Work required:
Can you retype every record below exactly as written?

Records to use:

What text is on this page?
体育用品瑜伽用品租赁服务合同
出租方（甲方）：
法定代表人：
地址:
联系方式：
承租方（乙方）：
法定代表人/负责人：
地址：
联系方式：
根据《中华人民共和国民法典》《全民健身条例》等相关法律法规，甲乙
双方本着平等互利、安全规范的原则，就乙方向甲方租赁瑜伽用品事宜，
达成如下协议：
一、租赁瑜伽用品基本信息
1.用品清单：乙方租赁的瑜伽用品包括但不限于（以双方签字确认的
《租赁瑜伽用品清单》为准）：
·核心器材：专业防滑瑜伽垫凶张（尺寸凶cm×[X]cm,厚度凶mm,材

Answer to the task:
What text is on this page?
体育用品瑜伽用品租赁服务合同
出租方（甲方）：
法定代表人：
地址:
联系方式：
承租方（乙方）：
法定代表人/负责人：
地址：
联系方式：
根据《中华人民共和国民法典》《全民健身条例》等相关法律法规，甲乙
双方本着平等互利、安全规范的原则，就乙方向甲方租赁瑜伽用品事宜，
达成如下协议：
一、租赁瑜伽用品基本信息
1.用品清单：乙方租赁的瑜伽用品包括但不限于（以双方签字确认的
《租赁瑜伽用品清单》为准）：
·核心器材：专业防滑瑜伽垫凶张（尺寸凶cm×[X]cm,厚度凶mm,材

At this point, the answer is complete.